**What you should do:** Recast every line of the entries below as a Markdown table with two columns, No. for the row number and Text for the line. Skip blank lines, and keep the pictures out of the table.

**Provided records:**
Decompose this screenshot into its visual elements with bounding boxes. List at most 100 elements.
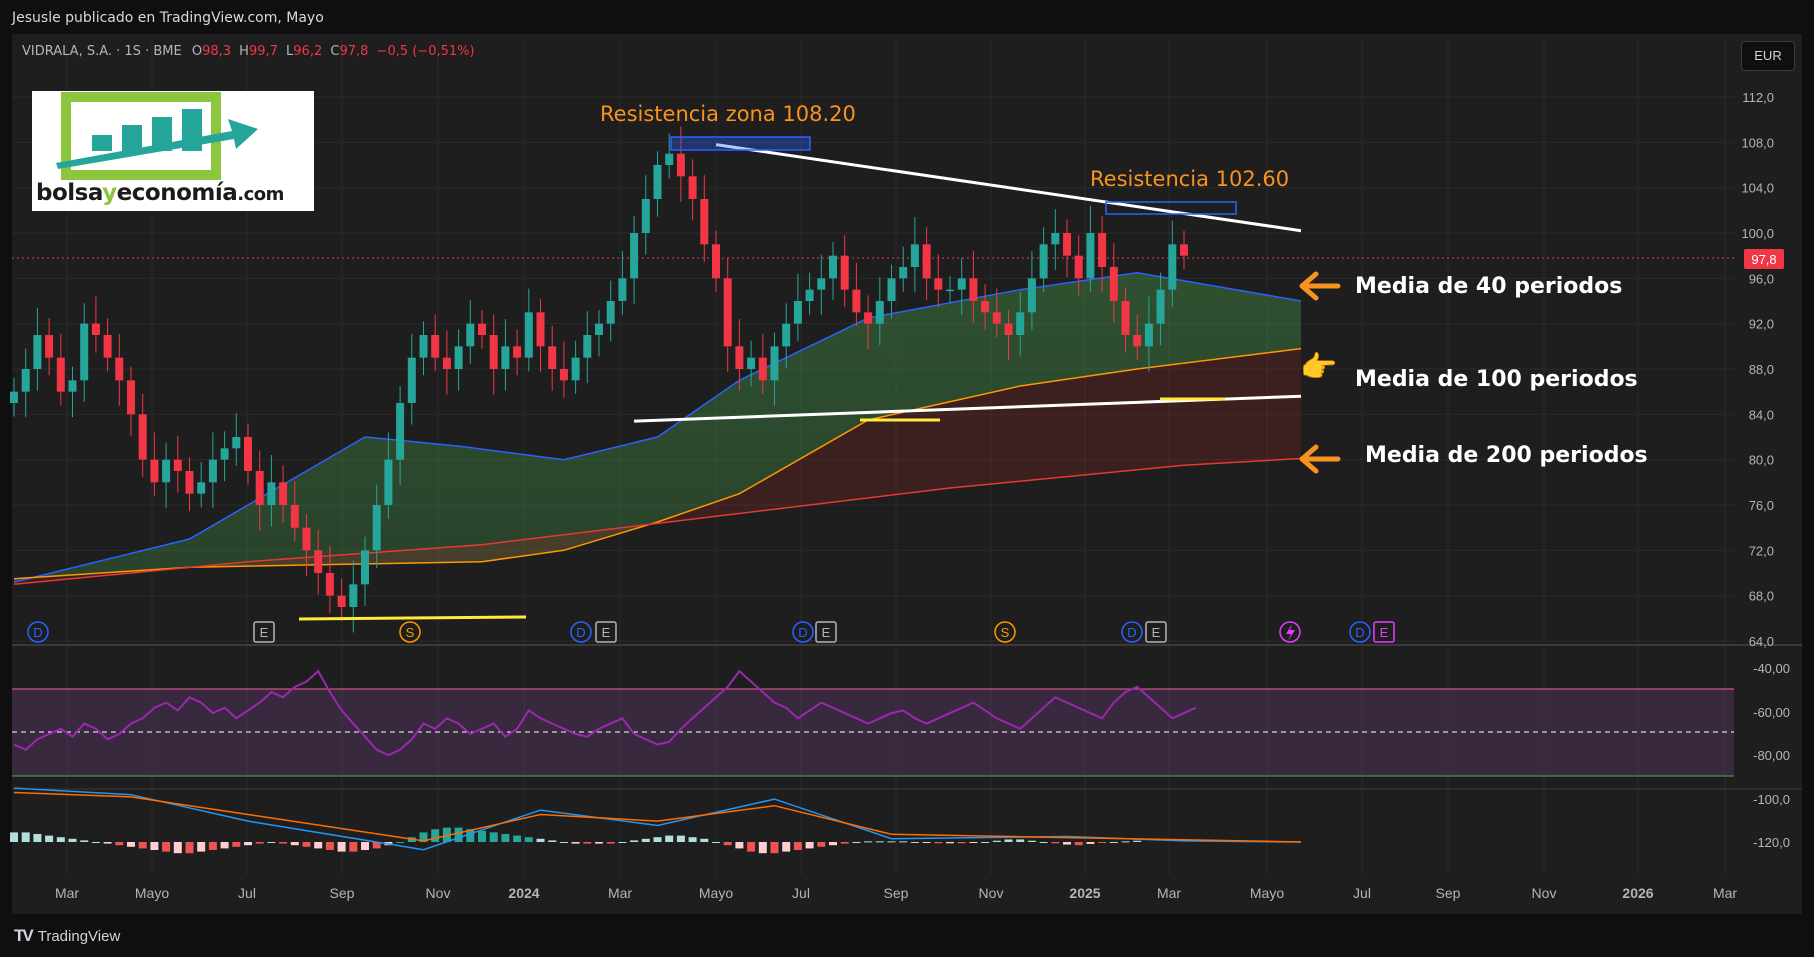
lightning-marker-icon [1279, 621, 1301, 643]
candle-body [325, 573, 334, 596]
macd-histogram-bar [173, 842, 182, 854]
macd-histogram-bar [255, 842, 264, 844]
time-tick-label: Jul [792, 885, 810, 901]
ohlc-o-label: O [191, 44, 203, 59]
macd-histogram-bar [606, 842, 615, 844]
candle-body [361, 550, 369, 585]
macd-histogram-bar [723, 842, 732, 846]
event-marker-s: S [994, 621, 1016, 643]
candle-body [1121, 301, 1130, 335]
logo-text: bolsayeconomía.com [36, 180, 284, 206]
macd-histogram-bar [630, 840, 639, 842]
candle-body [45, 335, 54, 358]
macd-histogram-bar [1121, 841, 1130, 843]
candle-body [372, 505, 381, 551]
ohlc-h-label: H [239, 44, 249, 59]
candle-body [969, 278, 978, 301]
candle-body [723, 278, 732, 347]
macd-histogram-bar [571, 842, 580, 844]
candle-body [782, 323, 791, 347]
macd-histogram-bar [150, 842, 159, 850]
time-tick-label: Jul [1353, 885, 1371, 901]
candle-body [1180, 244, 1188, 256]
candle-body [173, 459, 182, 471]
candle [337, 578, 346, 621]
candle-body [595, 323, 603, 335]
candle-body [115, 357, 124, 381]
candle-body [279, 482, 288, 505]
candle [68, 366, 77, 418]
candle [115, 333, 124, 406]
candle-body [1016, 312, 1025, 335]
candle-body [1086, 233, 1095, 279]
candle [829, 242, 837, 300]
time-tick-label: Sep [884, 885, 909, 901]
candle [185, 457, 194, 512]
macd-histogram-bar [208, 842, 217, 850]
macd-histogram-bar [665, 835, 674, 842]
candle-body [817, 278, 826, 290]
macd-histogram-bar [747, 842, 756, 852]
time-tick-label: Mayo [699, 885, 733, 901]
candle [583, 311, 592, 384]
price-tick-label: 88,0 [1749, 362, 1774, 377]
symbol-name[interactable]: VIDRALA, S.A. · 1S · BME [22, 44, 182, 59]
candle-body [1027, 278, 1036, 313]
candle-body [244, 437, 252, 471]
annotation-ma100: Media de 100 periodos [1355, 367, 1638, 392]
macd-histogram-bar [33, 834, 42, 842]
pointing-hand-icon: 👉 [1300, 351, 1338, 384]
candle [208, 432, 217, 508]
price-tick-label: 64,0 [1749, 634, 1774, 649]
candle-body [431, 335, 440, 358]
candle-body [1109, 267, 1118, 301]
candle-body [56, 357, 65, 392]
macd-histogram-bar [1098, 842, 1107, 843]
macd-histogram-bar [969, 842, 978, 843]
candle-body [829, 255, 837, 279]
candle [33, 307, 42, 391]
macd-histogram-bar [852, 842, 861, 843]
event-marker-e: E [815, 621, 837, 643]
price-tick-label: 96,0 [1749, 271, 1774, 286]
macd-histogram-bar [361, 842, 369, 850]
candle-body [852, 289, 861, 313]
candle-body [138, 414, 147, 460]
candle-body [302, 527, 311, 551]
candle-body [466, 323, 475, 347]
event-marker-d: D [1121, 621, 1143, 643]
macd-histogram-bar [197, 842, 206, 852]
macd-histogram-bar [279, 842, 288, 844]
rsi-tick-label: -80,00 [1753, 748, 1790, 763]
time-tick-label: Jul [238, 885, 256, 901]
annotation-resistance-1: Resistencia zona 108.20 [600, 102, 856, 126]
event-marker-d: D [792, 621, 814, 643]
macd-histogram-bar [45, 835, 54, 842]
tradingview-brand[interactable]: TV TradingView [14, 926, 120, 946]
candle [1063, 219, 1071, 278]
macd-histogram-bar [840, 842, 849, 844]
candle [138, 393, 147, 478]
left-arrow-icon [1299, 271, 1341, 301]
event-marker-d: D [1349, 621, 1371, 643]
candle [653, 151, 662, 217]
candle [946, 276, 954, 304]
candle-body [407, 357, 416, 403]
symbol-legend[interactable]: VIDRALA, S.A. · 1S · BME O98,3 H99,7 L96… [22, 44, 475, 59]
macd-histogram-bar [559, 842, 568, 843]
candle [21, 348, 30, 418]
candle-body [618, 278, 627, 301]
candle [840, 235, 849, 308]
candle-body [208, 459, 217, 483]
candle [10, 378, 18, 417]
candle [501, 319, 510, 391]
macd-histogram-bar [1133, 840, 1142, 842]
candle [817, 254, 826, 316]
candle-body [150, 459, 159, 483]
candle [899, 246, 908, 292]
macd-histogram-bar [524, 837, 533, 842]
currency-button[interactable]: EUR [1741, 41, 1795, 71]
candle [595, 310, 603, 357]
candle-body [840, 255, 849, 290]
time-tick-label: Mar [55, 885, 79, 901]
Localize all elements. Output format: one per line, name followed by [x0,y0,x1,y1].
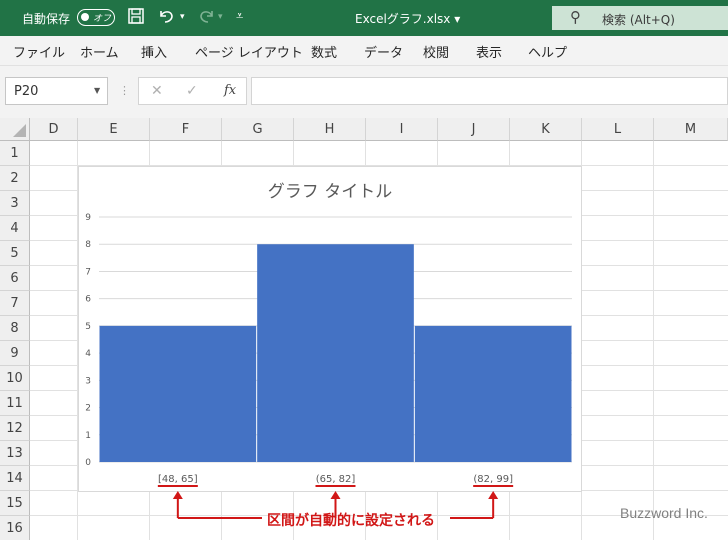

**Solution to the problem:**
| No. | Text |
|---|---|
| 1 | Decompose this screenshot into its visual elements with bounding boxes. List at most 100 elements. |
| 2 | lightning-marker-icon [1279, 621, 1301, 643] |
| 3 | candle-body [325, 573, 334, 596] |
| 4 | macd-histogram-bar [173, 842, 182, 854] |
| 5 | macd-histogram-bar [255, 842, 264, 844] |
| 6 | time-tick-label: Jul [792, 885, 810, 901] |
| 7 | ohlc-o-label: O [191, 44, 203, 59] |
| 8 | macd-histogram-bar [606, 842, 615, 844] |
| 9 | candle-body [361, 550, 369, 585] |
| 10 | macd-histogram-bar [723, 842, 732, 846] |
| 11 | event-marker-s: S [994, 621, 1016, 643] |
| 12 | candle-body [1121, 301, 1130, 335] |
| 13 | logo-text: bolsayeconomía.com [36, 180, 284, 206] |
| 14 | macd-histogram-bar [630, 840, 639, 842] |
| 15 | candle-body [45, 335, 54, 358] |
| 16 | macd-histogram-bar [1121, 841, 1130, 843] |
| 17 | candle-body [372, 505, 381, 551] |
| 18 | ohlc-h-label: H [239, 44, 249, 59] |
| 19 | candle-body [969, 278, 978, 301] |
| 20 | candle-body [723, 278, 732, 347] |
| 21 | macd-histogram-bar [571, 842, 580, 844] |
| 22 | candle-body [782, 323, 791, 347] |
| 23 | macd-histogram-bar [150, 842, 159, 850] |
| 24 | time-tick-label: Jul [1353, 885, 1371, 901] |
| 25 | candle-body [1180, 244, 1188, 256] |
| 26 | candle-body [173, 459, 182, 471] |
| 27 | candle [337, 578, 346, 621] |
| 28 | candle-body [595, 323, 603, 335] |
| 29 | candle-body [115, 357, 124, 381] |
| 30 | candle-body [279, 482, 288, 505] |
| 31 | candle [68, 366, 77, 418] |
| 32 | candle [115, 333, 124, 406] |
| 33 | candle-body [1016, 312, 1025, 335] |
| 34 | candle-body [1086, 233, 1095, 279] |
| 35 | candle [829, 242, 837, 300] |
| 36 | time-tick-label: Sep [884, 885, 909, 901] |
| 37 | candle [185, 457, 194, 512] |
| 38 | macd-histogram-bar [208, 842, 217, 850] |
| 39 | macd-histogram-bar [665, 835, 674, 842] |
| 40 | candle-body [817, 278, 826, 290] |
| 41 | macd-histogram-bar [747, 842, 756, 852] |
| 42 | time-tick-label: Mayo [699, 885, 733, 901] |
| 43 | candle [583, 311, 592, 384] |
| 44 | price-tick-label: 88,0 [1749, 362, 1774, 377] |
| 45 | symbol-name[interactable]: VIDRALA, S.A. · 1S · BME [22, 44, 182, 59] |
| 46 | candle-body [1027, 278, 1036, 313] |
| 47 | candle-body [244, 437, 252, 471] |
| 48 | annotation-ma100: Media de 100 periodos [1355, 367, 1638, 392] |
| 49 | macd-histogram-bar [33, 834, 42, 842] |
| 50 | pointing-hand-icon: 👉 [1300, 351, 1338, 384] |
| 51 | candle [208, 432, 217, 508] |
| 52 | price-tick-label: 64,0 [1749, 634, 1774, 649] |
| 53 | candle-body [431, 335, 440, 358] |
| 54 | candle-body [1109, 267, 1118, 301] |
| 55 | candle-body [56, 357, 65, 392] |
| 56 | macd-histogram-bar [1098, 842, 1107, 843] |
| 57 | macd-histogram-bar [969, 842, 978, 843] |
| 58 | candle-body [829, 255, 837, 279] |
| 59 | candle [33, 307, 42, 391] |
| 60 | macd-histogram-bar [852, 842, 861, 843] |
| 61 | event-marker-e: E [815, 621, 837, 643] |
| 62 | price-tick-label: 96,0 [1749, 271, 1774, 286] |
| 63 | macd-histogram-bar [361, 842, 369, 850] |
| 64 | candle-body [852, 289, 861, 313] |
| 65 | candle-body [138, 414, 147, 460] |
| 66 | candle-body [302, 527, 311, 551] |
| 67 | candle-body [466, 323, 475, 347] |
| 68 | event-marker-d: D [1121, 621, 1143, 643] |
| 69 | macd-histogram-bar [197, 842, 206, 852] |
| 70 | macd-histogram-bar [279, 842, 288, 844] |
| 71 | rsi-tick-label: -80,00 [1753, 748, 1790, 763] |
| 72 | time-tick-label: Jul [238, 885, 256, 901] |
| 73 | annotation-resistance-1: Resistencia zona 108.20 [600, 102, 856, 126] |
| 74 | event-marker-d: D [792, 621, 814, 643] |
| 75 | macd-histogram-bar [45, 835, 54, 842] |
| 76 | tradingview-brand[interactable]: TV TradingView [14, 926, 120, 946] |
| 77 | candle [1063, 219, 1071, 278] |
| 78 | macd-histogram-bar [840, 842, 849, 844] |
| 79 | candle [138, 393, 147, 478] |
| 80 | left-arrow-icon [1299, 271, 1341, 301] |
| 81 | event-marker-d: D [1349, 621, 1371, 643] |
| 82 | candle [653, 151, 662, 217] |
| 83 | candle [946, 276, 954, 304] |
| 84 | candle-body [407, 357, 416, 403] |
| 85 | symbol-legend[interactable]: VIDRALA, S.A. · 1S · BME O98,3 H99,7 L96… [22, 44, 475, 59] |
| 86 | macd-histogram-bar [559, 842, 568, 843] |
| 87 | candle [21, 348, 30, 418] |
| 88 | candle-body [618, 278, 627, 301] |
| 89 | candle [840, 235, 849, 308] |
| 90 | candle-body [208, 459, 217, 483] |
| 91 | candle [10, 378, 18, 417] |
| 92 | candle [501, 319, 510, 391] |
| 93 | macd-histogram-bar [1133, 840, 1142, 842] |
| 94 | candle [817, 254, 826, 316] |
| 95 | candle-body [150, 459, 159, 483] |
| 96 | candle [899, 246, 908, 292] |
| 97 | macd-histogram-bar [524, 837, 533, 842] |
| 98 | currency-button[interactable]: EUR [1741, 41, 1795, 71] |
| 99 | candle [595, 310, 603, 357] |
| 100 | candle-body [840, 255, 849, 290] |
| 101 | time-tick-label: Mar [55, 885, 79, 901] |
| 102 | Localize all elements. Output format: one per line, name followed by [x0,y0,x1,y1]. |